::: Task input :::

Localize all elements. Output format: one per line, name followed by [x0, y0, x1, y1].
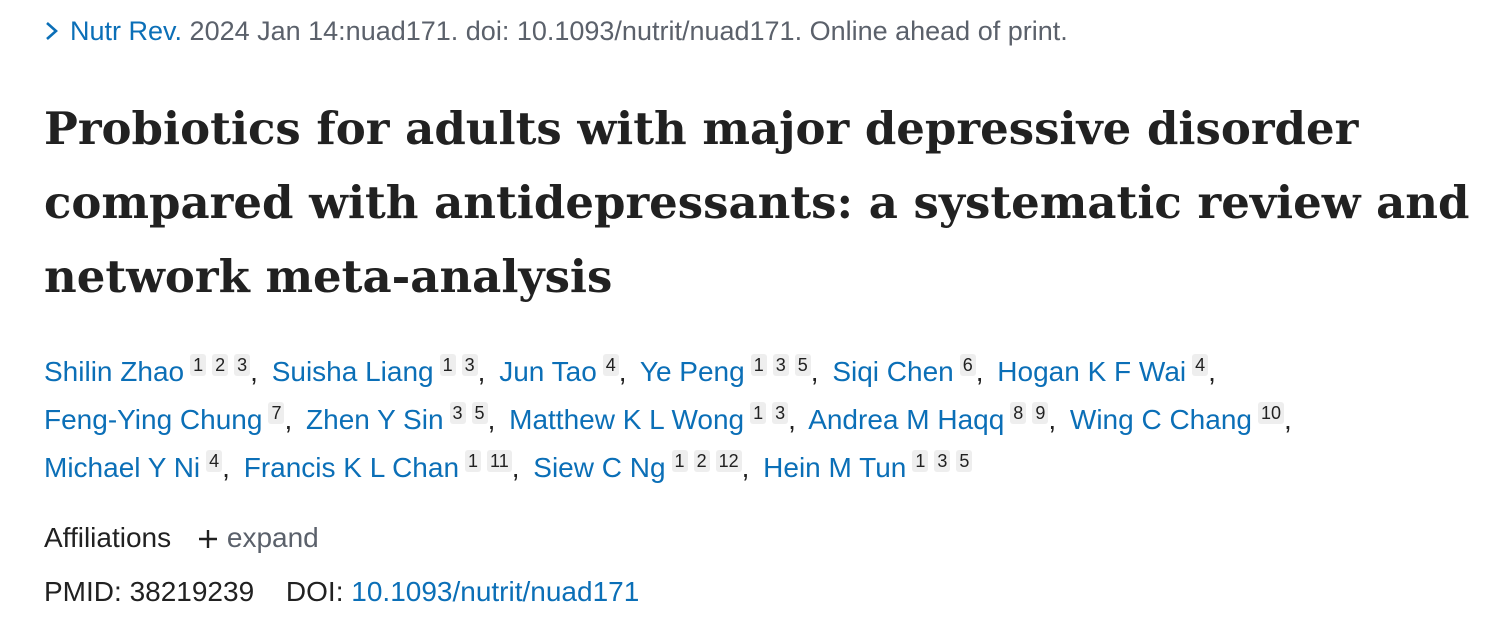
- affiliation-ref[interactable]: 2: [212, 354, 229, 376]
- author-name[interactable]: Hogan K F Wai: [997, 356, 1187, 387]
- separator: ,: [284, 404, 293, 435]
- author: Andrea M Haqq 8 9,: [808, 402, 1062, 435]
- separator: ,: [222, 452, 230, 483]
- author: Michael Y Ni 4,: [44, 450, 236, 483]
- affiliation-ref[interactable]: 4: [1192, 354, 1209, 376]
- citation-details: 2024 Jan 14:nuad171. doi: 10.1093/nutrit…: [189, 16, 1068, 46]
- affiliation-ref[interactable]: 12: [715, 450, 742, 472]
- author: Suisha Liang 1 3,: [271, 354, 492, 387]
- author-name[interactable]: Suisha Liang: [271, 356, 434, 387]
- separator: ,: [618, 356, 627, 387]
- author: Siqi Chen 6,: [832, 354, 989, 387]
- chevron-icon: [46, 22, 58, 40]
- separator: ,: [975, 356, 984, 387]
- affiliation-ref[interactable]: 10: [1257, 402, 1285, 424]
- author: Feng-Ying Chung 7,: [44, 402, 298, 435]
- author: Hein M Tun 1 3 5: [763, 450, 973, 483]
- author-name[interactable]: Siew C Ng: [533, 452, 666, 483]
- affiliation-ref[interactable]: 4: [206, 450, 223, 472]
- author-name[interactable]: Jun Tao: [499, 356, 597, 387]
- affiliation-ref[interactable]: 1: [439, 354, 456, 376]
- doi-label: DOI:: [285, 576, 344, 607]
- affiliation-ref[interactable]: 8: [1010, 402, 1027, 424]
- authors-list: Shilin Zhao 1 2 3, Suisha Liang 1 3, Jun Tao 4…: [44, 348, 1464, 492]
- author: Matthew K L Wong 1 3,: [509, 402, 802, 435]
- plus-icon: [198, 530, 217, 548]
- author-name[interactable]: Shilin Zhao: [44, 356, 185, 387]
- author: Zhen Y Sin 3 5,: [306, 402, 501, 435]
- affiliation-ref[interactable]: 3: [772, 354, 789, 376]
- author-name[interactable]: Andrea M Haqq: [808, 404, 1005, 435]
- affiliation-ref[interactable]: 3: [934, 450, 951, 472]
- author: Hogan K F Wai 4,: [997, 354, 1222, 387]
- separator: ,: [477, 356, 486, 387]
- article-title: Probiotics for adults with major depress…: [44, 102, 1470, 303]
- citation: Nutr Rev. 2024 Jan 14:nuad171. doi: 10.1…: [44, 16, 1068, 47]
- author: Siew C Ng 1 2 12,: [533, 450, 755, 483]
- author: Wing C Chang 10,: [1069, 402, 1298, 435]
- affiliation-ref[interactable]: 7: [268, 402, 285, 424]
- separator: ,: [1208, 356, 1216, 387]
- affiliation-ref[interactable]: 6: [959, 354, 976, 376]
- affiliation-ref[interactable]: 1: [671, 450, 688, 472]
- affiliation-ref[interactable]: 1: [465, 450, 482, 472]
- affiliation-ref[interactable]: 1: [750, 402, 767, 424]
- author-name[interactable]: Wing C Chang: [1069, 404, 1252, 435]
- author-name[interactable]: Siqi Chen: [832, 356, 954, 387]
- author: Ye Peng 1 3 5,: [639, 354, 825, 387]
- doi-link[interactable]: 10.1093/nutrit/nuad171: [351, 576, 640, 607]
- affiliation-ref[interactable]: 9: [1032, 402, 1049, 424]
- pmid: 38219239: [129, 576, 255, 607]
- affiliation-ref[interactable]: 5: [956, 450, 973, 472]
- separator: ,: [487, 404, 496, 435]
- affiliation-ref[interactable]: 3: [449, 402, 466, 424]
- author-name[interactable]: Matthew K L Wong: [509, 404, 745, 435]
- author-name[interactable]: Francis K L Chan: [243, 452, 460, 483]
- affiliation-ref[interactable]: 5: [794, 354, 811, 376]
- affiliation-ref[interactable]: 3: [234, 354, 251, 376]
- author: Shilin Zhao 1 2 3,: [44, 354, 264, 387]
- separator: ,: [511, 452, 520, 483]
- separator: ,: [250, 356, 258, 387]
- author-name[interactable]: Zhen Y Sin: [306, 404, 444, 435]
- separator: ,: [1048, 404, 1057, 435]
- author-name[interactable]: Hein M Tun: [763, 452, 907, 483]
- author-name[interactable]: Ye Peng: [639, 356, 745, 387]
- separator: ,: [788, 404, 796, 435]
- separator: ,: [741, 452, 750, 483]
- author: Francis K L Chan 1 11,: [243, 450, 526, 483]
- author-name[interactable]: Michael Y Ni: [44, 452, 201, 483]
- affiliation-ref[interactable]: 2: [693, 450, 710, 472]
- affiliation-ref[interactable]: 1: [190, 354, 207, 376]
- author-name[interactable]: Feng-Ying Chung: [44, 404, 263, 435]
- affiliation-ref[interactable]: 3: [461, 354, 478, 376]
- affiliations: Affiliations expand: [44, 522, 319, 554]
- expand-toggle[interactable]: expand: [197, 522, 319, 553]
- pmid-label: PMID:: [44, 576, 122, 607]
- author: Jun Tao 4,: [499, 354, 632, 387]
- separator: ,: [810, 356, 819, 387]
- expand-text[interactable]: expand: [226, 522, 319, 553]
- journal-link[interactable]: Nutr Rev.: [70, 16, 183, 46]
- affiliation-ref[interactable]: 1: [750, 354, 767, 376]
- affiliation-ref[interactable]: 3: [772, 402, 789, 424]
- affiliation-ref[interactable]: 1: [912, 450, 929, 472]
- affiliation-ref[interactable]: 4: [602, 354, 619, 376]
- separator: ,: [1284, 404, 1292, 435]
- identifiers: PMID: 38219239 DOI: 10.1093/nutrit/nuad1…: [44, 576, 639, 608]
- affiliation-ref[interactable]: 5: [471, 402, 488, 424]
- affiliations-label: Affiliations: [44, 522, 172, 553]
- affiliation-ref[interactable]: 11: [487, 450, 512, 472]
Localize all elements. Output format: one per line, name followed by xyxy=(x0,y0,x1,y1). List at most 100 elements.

:::

What you have to do: Return the lines of the data above from the line containing "- affiliation-ref[interactable]: 2: [212, 354, 229, 376]" up to and including the line containing "- separator: ,: [222, 452, 230, 483]", reproduced verbatim.

Written response:
- affiliation-ref[interactable]: 2: [212, 354, 229, 376]
- author-name[interactable]: Hogan K F Wai: [997, 356, 1187, 387]
- separator: ,: [284, 404, 293, 435]
- author: Andrea M Haqq 8 9,: [808, 402, 1062, 435]
- separator: ,: [222, 452, 230, 483]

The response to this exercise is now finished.